> **Exercise goal**: Count how many lines of the material below have the word "JSON" and give only the number.

# Input records start

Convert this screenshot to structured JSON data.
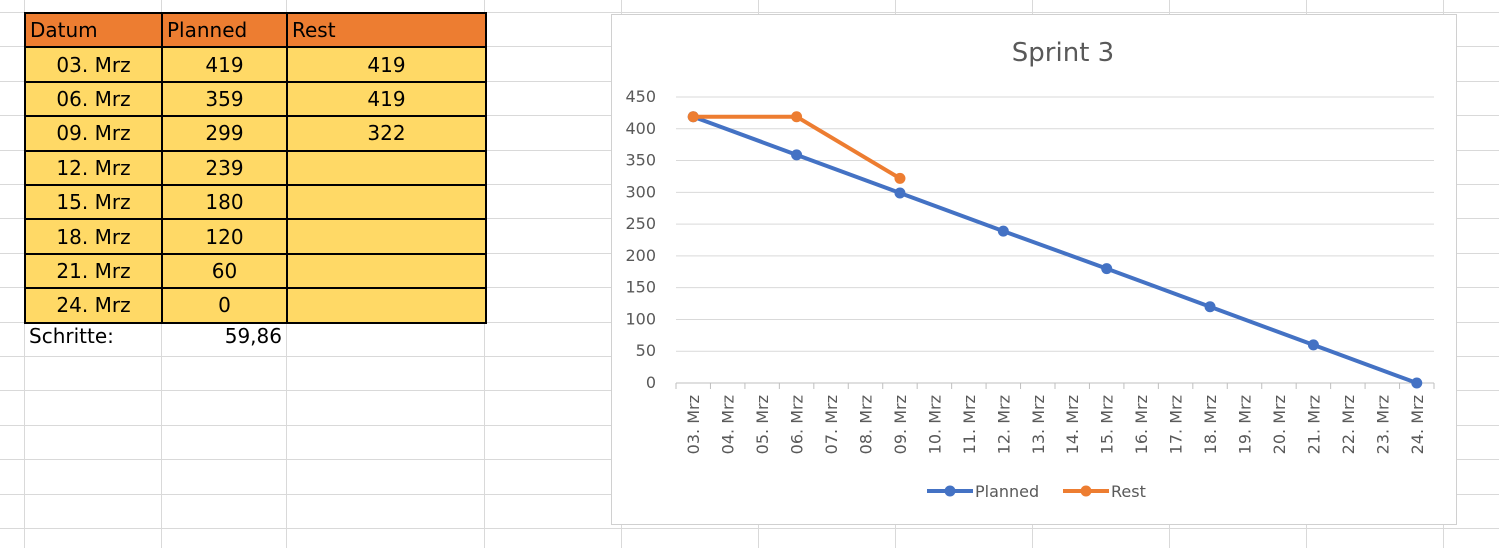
{
  "table": {
    "headers": [
      "Datum",
      "Planned",
      "Rest"
    ],
    "rows": [
      [
        "03. Mrz",
        "419",
        "419"
      ],
      [
        "06. Mrz",
        "359",
        "419"
      ],
      [
        "09. Mrz",
        "299",
        "322"
      ],
      [
        "12. Mrz",
        "239",
        ""
      ],
      [
        "15. Mrz",
        "180",
        ""
      ],
      [
        "18. Mrz",
        "120",
        ""
      ],
      [
        "21. Mrz",
        "60",
        ""
      ],
      [
        "24. Mrz",
        "0",
        ""
      ]
    ],
    "footer_label": "Schritte:",
    "footer_value": "59,86"
  },
  "colors": {
    "header_fill": "#ed7d31",
    "row_fill": "#ffd966",
    "planned": "#4472c4",
    "rest": "#ed7d31"
  },
  "chart_data": {
    "type": "line",
    "title": "Sprint 3",
    "xlabel": "",
    "ylabel": "",
    "ylim": [
      0,
      450
    ],
    "yticks": [
      0,
      50,
      100,
      150,
      200,
      250,
      300,
      350,
      400,
      450
    ],
    "grid": true,
    "legend_position": "bottom",
    "categories": [
      "03. Mrz",
      "04. Mrz",
      "05. Mrz",
      "06. Mrz",
      "07. Mrz",
      "08. Mrz",
      "09. Mrz",
      "10. Mrz",
      "11. Mrz",
      "12. Mrz",
      "13. Mrz",
      "14. Mrz",
      "15. Mrz",
      "16. Mrz",
      "17. Mrz",
      "18. Mrz",
      "19. Mrz",
      "20. Mrz",
      "21. Mrz",
      "22. Mrz",
      "23. Mrz",
      "24. Mrz"
    ],
    "series": [
      {
        "name": "Planned",
        "points": [
          {
            "x": "03. Mrz",
            "y": 419
          },
          {
            "x": "06. Mrz",
            "y": 359
          },
          {
            "x": "09. Mrz",
            "y": 299
          },
          {
            "x": "12. Mrz",
            "y": 239
          },
          {
            "x": "15. Mrz",
            "y": 180
          },
          {
            "x": "18. Mrz",
            "y": 120
          },
          {
            "x": "21. Mrz",
            "y": 60
          },
          {
            "x": "24. Mrz",
            "y": 0
          }
        ]
      },
      {
        "name": "Rest",
        "points": [
          {
            "x": "03. Mrz",
            "y": 419
          },
          {
            "x": "06. Mrz",
            "y": 419
          },
          {
            "x": "09. Mrz",
            "y": 322
          }
        ]
      }
    ]
  }
}
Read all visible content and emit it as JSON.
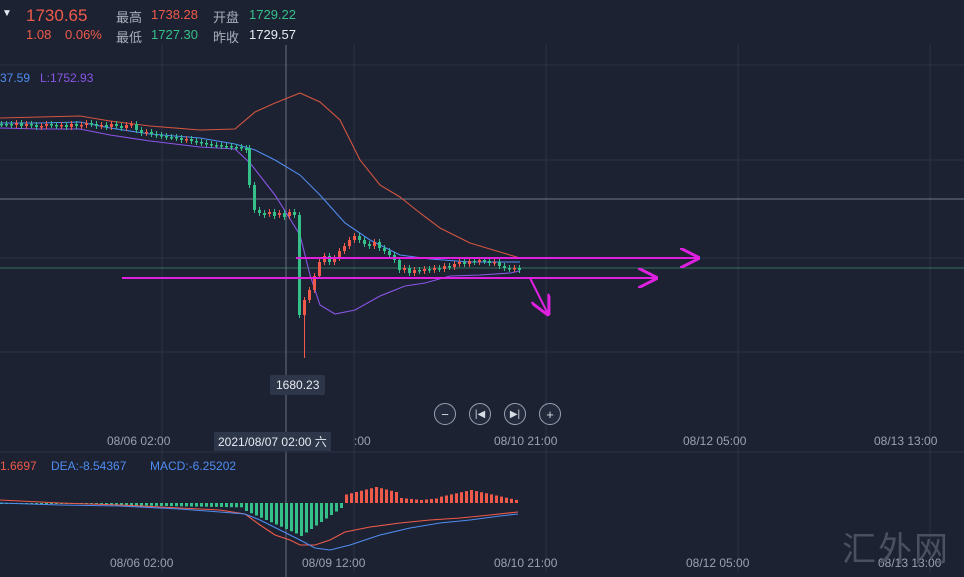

# Input records end

> **Task solution**: 2